» **Problem details**
Reproduce the portion of the air pollution passage between "What the government" and "of air pollution.", inclusive, keeping every word unchanged.

Air pollution continues to pose one of the biggest threats to human health, with nearly 90 percent of the global population breathing air that exceeds World Health Organisation exposure targets, the report said.
Scandinavia has cleanest air
Europe has some of the world's cleanest air, with Scandinavian skies among the world's healthiest.
But the continent is still struggling to control emissions from sources such as livestock, vehicles, industry, and commercial buildings, said the report.
More than a third of European cities are failing to meet the World Health Organisation's air quality guidelines, with the poorer eastern and southern parts of the continent suffering from the worst quality air.
What the government is doing for a change
Ziaul Haque, director of air quality management at the Department of Environment, said the authorities had formed guidelines in compliance with the High Court directives, designating roles to different agencies like city corporations, Rajdhani Unnayan Kartripakkha and Bangladesh Road Transport Authority to address the sources of air pollution.
"We have shut down 500 brick kilns around Dhaka and are asking Bangladesh Road Transport Authority to scrap unfit vehicles," he said.
Pollution by the construction sites and industries and vehicular emission have to be stopped, said Ziaul.
He said a coordinated effort is required to achieve these objectives and that is challenging.
Moreover, a new law, Clean Air Act 2010, is in the process of enactment. When it will be enforced, the act will remove legal obstacles to punishing the contributors to air pollution.
"The air in the capital will feel better than what it is now the next year," Ziaul added.

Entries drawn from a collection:
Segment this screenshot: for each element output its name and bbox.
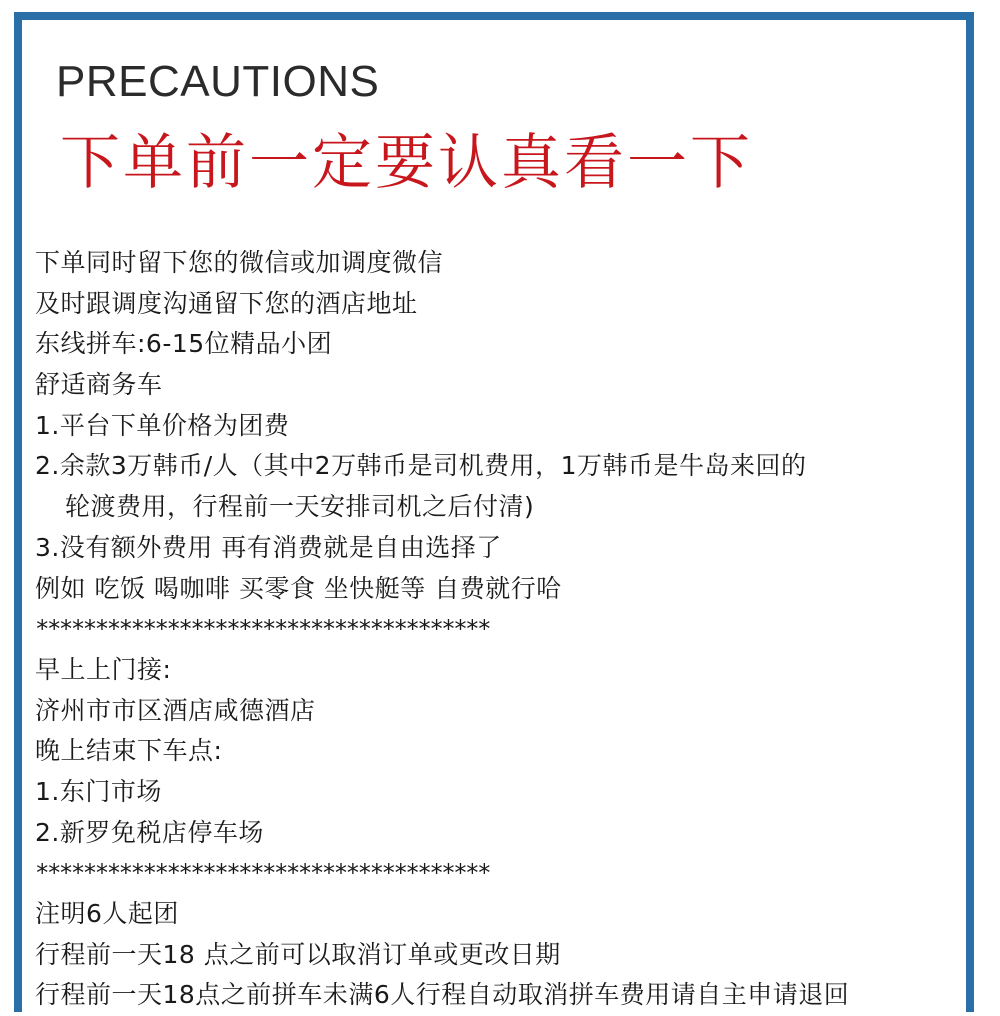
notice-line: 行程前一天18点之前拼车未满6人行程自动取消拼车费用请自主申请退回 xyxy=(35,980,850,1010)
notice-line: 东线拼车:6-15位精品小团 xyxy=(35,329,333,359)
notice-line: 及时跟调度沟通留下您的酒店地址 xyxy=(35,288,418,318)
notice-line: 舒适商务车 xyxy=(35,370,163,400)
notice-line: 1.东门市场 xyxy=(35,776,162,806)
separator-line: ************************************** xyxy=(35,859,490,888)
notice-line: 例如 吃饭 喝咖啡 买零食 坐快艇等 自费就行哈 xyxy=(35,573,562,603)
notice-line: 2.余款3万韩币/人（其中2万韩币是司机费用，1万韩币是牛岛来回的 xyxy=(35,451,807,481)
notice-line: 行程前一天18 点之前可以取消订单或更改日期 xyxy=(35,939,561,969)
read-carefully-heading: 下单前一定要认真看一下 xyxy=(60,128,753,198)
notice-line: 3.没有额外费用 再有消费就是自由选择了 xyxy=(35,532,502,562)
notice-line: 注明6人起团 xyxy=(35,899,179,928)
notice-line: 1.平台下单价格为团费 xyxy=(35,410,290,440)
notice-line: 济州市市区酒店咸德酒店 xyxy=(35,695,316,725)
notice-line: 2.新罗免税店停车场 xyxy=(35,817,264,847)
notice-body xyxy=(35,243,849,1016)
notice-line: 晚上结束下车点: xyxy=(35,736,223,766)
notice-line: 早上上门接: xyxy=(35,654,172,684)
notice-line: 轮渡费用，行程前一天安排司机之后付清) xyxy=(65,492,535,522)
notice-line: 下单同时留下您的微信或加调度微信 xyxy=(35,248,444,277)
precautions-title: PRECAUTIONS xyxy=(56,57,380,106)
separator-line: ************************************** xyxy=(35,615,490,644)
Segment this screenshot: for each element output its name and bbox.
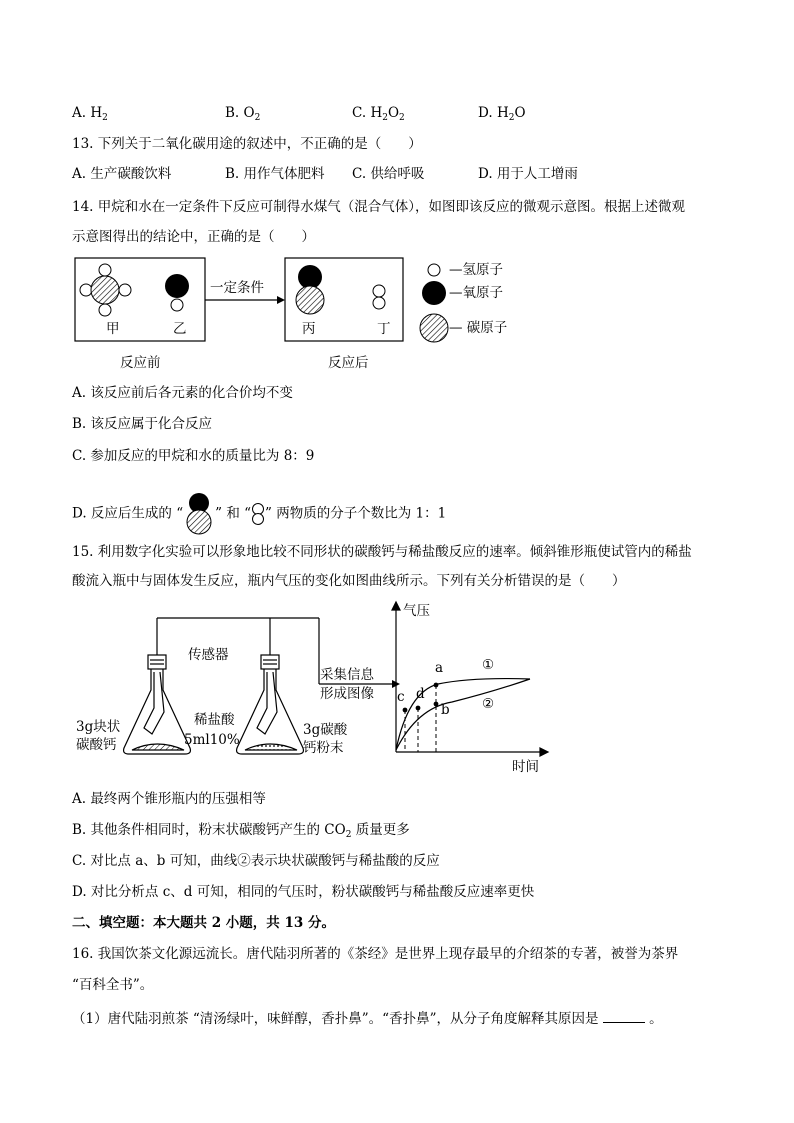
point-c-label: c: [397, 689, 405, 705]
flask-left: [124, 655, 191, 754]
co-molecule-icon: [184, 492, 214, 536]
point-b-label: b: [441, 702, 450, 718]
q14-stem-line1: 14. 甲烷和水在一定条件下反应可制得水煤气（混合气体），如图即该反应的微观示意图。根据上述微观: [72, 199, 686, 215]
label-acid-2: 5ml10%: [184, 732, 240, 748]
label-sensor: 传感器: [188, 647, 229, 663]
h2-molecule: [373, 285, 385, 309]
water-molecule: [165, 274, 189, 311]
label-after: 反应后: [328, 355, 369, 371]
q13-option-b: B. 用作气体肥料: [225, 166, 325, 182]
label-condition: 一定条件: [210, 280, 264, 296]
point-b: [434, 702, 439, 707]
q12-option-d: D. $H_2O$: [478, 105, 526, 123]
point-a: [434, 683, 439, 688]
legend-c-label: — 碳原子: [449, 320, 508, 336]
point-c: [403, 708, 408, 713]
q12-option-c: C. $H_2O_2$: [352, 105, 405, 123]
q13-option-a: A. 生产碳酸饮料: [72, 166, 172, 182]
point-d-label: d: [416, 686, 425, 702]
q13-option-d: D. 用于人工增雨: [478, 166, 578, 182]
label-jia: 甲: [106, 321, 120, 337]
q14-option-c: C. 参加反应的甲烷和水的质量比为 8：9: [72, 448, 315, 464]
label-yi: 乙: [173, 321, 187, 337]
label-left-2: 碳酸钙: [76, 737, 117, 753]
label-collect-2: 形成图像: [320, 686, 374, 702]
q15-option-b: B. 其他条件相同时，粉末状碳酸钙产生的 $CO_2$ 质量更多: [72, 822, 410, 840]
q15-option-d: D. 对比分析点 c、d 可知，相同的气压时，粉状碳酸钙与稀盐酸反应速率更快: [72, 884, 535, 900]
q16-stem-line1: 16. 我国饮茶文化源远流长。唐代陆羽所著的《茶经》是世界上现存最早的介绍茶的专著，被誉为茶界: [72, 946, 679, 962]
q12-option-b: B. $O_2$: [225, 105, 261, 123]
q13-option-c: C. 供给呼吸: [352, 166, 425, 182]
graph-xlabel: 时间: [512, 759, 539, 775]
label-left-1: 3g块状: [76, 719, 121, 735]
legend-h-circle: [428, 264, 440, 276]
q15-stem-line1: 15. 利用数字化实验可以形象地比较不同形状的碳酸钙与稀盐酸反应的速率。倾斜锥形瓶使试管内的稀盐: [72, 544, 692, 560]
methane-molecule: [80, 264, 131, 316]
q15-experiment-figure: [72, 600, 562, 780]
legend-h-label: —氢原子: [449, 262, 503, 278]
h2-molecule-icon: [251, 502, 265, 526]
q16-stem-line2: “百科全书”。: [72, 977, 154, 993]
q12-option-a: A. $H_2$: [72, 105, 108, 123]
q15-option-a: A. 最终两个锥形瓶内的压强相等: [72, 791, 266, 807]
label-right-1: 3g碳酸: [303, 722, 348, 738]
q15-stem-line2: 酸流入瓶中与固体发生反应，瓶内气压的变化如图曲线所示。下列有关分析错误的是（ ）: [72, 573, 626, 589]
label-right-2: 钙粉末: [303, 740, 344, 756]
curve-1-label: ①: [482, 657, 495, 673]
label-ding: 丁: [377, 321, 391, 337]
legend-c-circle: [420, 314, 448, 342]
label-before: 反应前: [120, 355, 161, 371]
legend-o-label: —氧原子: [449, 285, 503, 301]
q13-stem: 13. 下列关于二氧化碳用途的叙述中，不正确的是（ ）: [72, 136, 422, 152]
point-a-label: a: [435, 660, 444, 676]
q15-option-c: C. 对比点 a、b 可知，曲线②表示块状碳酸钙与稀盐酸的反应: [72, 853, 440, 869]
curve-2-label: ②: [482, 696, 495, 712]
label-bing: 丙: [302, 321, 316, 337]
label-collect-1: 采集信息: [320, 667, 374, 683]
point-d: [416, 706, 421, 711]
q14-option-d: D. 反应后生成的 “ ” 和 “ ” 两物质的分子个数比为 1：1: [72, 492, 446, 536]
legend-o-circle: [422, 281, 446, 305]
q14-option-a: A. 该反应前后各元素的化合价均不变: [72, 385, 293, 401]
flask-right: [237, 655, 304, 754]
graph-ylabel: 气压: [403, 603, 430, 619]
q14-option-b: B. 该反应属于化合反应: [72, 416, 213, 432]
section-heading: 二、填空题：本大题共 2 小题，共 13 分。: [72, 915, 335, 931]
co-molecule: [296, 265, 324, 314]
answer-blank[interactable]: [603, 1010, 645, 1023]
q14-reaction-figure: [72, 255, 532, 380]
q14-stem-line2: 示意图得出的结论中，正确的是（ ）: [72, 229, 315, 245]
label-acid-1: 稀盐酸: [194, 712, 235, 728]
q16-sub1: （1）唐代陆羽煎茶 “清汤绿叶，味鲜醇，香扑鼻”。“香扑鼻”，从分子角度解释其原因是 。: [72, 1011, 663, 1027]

» **Final result**
What the government is doing for a change
Ziaul Haque, director of air quality management at the Department of Environment, said the authorities had formed guidelines in compliance with the High Court directives, designating roles to different agencies like city corporations, Rajdhani Unnayan Kartripakkha and Bangladesh Road Transport Authority to address the sources of air pollution.